# Aim
Find every line with the word "true" and report how many there are, without any other text.

# Material provided
+--

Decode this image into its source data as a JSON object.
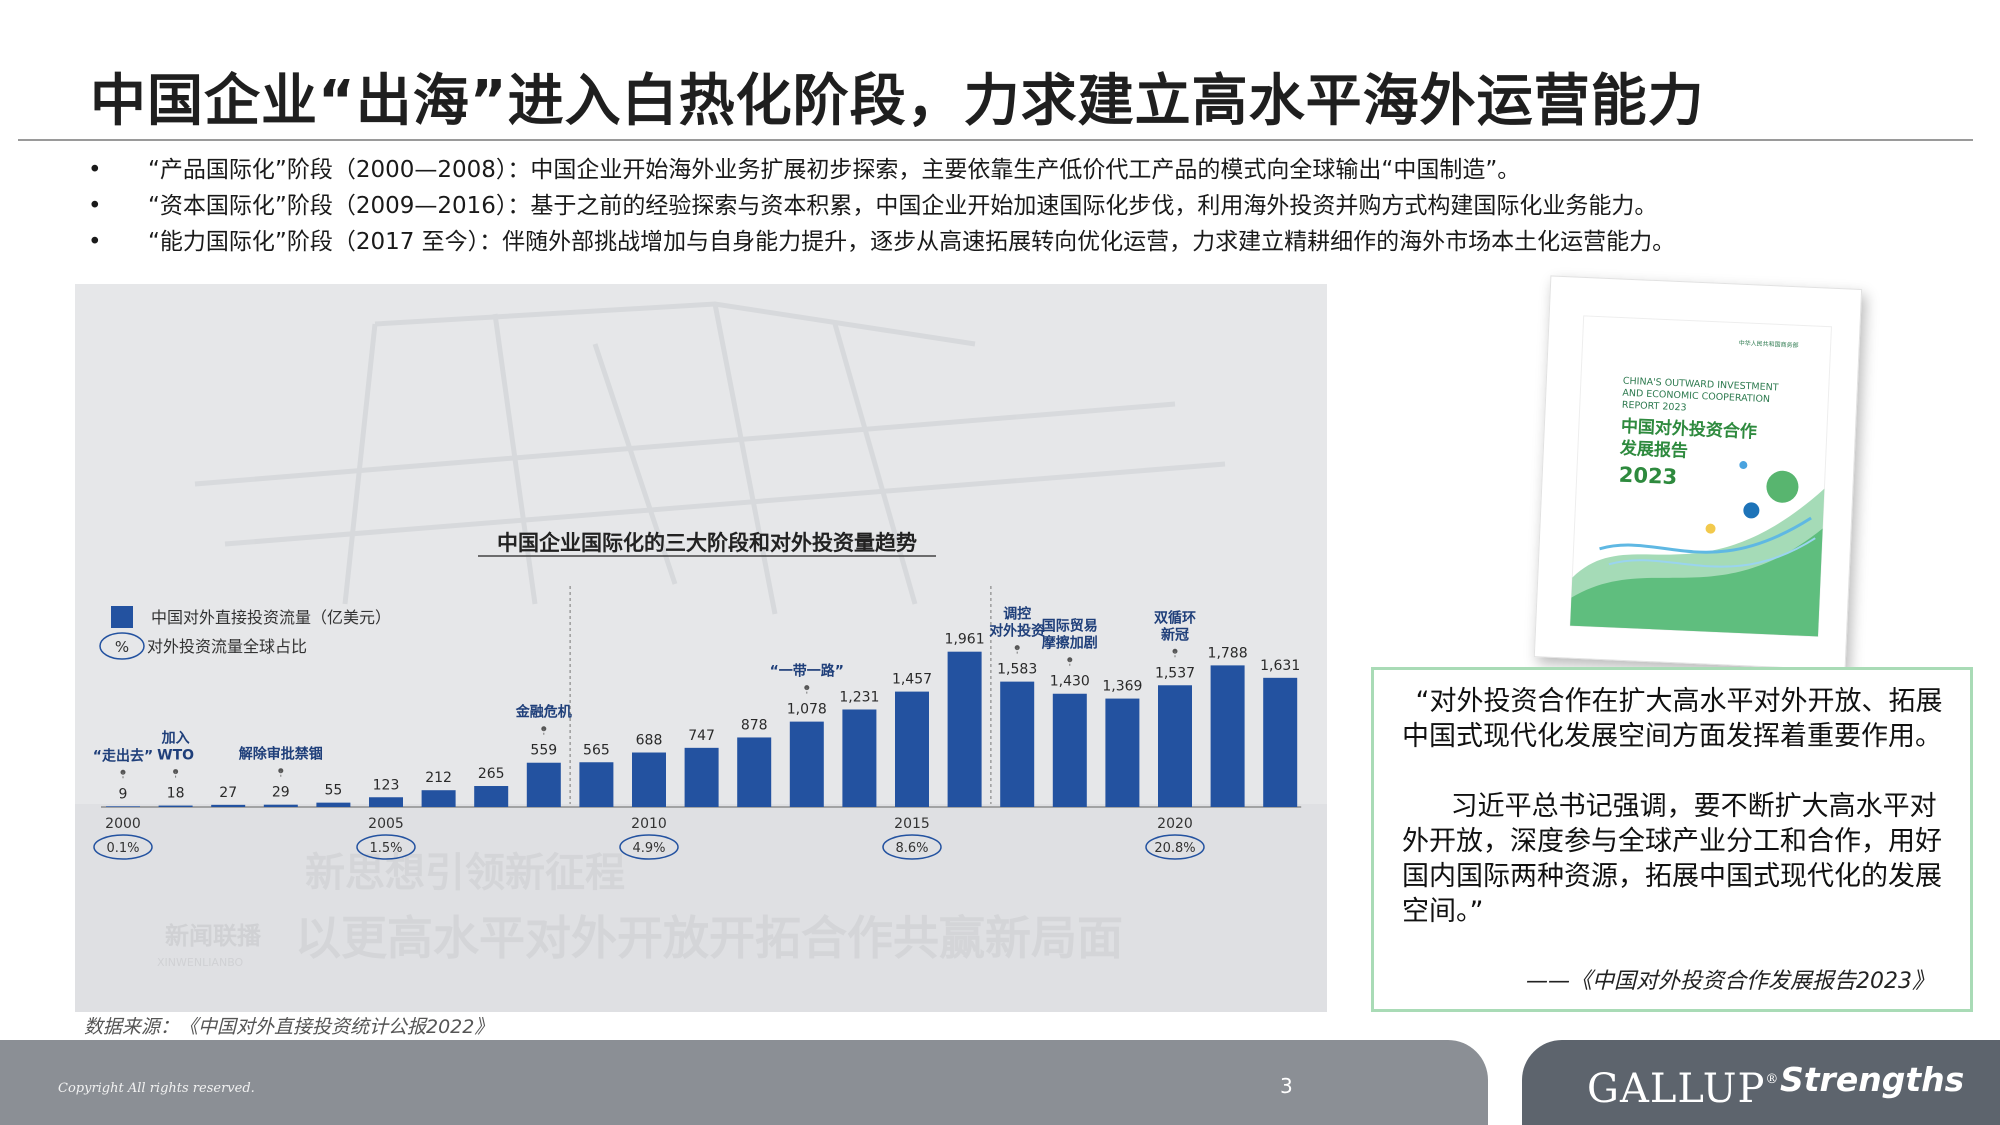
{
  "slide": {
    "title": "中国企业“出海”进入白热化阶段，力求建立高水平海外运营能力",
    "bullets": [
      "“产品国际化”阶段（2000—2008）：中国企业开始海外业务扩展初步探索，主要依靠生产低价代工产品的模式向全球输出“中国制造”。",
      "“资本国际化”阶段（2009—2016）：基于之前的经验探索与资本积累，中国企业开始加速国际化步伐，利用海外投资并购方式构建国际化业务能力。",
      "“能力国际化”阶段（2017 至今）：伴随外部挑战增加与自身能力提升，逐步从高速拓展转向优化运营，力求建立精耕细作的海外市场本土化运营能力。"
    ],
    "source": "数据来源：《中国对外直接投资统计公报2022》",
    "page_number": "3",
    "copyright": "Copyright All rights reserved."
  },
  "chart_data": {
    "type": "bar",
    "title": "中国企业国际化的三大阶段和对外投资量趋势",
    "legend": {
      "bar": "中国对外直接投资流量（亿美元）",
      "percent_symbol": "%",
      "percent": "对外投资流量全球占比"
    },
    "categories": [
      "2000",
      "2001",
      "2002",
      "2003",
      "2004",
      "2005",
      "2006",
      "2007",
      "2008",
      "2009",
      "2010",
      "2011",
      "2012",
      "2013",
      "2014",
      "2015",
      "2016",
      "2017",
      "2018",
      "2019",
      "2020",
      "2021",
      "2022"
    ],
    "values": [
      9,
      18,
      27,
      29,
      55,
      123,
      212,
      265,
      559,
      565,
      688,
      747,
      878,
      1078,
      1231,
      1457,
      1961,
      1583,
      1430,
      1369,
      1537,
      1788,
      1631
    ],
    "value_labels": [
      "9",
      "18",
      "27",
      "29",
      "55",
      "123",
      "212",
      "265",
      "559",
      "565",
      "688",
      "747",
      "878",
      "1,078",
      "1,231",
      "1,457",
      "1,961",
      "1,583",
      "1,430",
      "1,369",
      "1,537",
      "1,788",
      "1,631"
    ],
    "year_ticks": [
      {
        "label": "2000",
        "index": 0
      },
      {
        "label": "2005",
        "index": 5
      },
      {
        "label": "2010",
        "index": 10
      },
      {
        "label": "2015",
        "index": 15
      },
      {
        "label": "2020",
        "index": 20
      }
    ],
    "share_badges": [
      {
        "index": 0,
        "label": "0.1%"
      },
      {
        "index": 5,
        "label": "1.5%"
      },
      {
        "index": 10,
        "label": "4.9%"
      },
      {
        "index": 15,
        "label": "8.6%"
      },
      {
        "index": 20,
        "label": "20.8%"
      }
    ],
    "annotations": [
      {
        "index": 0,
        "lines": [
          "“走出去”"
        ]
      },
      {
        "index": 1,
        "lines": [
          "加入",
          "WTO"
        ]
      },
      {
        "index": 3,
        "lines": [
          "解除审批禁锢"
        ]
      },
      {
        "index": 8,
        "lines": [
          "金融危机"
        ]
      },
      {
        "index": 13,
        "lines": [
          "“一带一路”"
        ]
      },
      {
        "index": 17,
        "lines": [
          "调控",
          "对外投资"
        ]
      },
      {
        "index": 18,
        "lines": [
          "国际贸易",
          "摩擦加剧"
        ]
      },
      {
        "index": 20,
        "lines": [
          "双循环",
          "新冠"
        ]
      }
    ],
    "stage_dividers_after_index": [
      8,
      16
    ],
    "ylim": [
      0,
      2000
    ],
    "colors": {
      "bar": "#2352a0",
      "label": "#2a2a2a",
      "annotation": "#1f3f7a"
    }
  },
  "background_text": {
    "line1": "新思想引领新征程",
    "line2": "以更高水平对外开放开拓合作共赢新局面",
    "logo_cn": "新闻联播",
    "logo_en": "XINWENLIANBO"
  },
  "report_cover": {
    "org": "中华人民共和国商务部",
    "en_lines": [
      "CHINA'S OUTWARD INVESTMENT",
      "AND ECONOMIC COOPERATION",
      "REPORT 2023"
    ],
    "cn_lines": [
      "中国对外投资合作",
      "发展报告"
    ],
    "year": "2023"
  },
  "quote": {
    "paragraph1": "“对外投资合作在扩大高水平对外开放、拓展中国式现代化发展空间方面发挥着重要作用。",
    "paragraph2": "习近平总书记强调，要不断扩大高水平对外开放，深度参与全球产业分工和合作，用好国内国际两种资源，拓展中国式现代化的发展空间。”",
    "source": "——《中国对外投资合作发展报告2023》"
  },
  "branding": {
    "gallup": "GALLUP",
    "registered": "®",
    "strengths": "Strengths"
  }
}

+--

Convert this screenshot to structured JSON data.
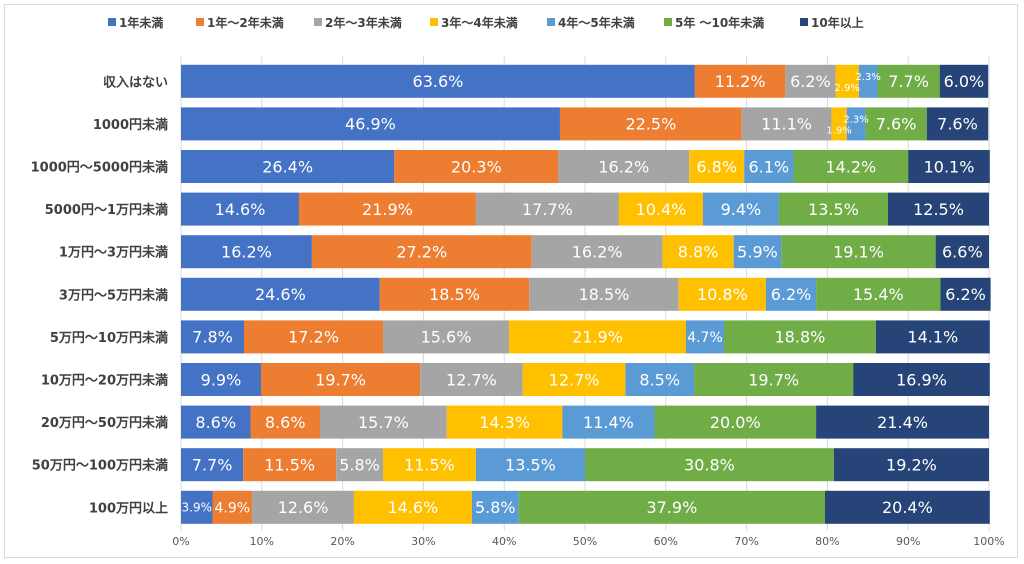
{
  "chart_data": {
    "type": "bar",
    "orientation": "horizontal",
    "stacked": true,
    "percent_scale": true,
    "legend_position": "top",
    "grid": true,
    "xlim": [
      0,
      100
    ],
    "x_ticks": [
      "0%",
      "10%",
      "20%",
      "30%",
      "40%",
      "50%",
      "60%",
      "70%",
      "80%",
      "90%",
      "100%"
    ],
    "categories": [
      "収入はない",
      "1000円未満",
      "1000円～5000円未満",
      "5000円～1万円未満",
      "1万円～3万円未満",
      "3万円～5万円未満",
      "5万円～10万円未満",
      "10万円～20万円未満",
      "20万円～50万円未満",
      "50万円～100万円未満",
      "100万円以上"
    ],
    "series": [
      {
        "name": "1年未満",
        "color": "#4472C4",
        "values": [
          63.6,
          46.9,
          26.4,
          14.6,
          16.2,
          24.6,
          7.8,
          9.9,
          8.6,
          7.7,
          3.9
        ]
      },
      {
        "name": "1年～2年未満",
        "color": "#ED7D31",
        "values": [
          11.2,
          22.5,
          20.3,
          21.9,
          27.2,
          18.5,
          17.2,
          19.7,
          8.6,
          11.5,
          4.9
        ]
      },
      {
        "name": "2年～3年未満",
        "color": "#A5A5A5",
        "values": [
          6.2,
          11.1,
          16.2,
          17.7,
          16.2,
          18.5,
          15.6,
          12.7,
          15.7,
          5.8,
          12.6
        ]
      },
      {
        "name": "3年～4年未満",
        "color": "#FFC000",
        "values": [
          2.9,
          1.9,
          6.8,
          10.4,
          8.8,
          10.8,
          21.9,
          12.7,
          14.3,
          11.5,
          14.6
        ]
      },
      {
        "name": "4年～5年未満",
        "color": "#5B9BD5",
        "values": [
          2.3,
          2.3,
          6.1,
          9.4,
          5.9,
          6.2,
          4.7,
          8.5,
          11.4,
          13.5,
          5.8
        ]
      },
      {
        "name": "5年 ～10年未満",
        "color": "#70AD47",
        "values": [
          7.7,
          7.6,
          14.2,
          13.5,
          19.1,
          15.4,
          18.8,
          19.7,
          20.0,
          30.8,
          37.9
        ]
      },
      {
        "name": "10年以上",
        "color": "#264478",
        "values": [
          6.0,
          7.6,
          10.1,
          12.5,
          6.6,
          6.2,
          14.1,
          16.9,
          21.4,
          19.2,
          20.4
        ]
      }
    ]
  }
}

+--

# Task answer
3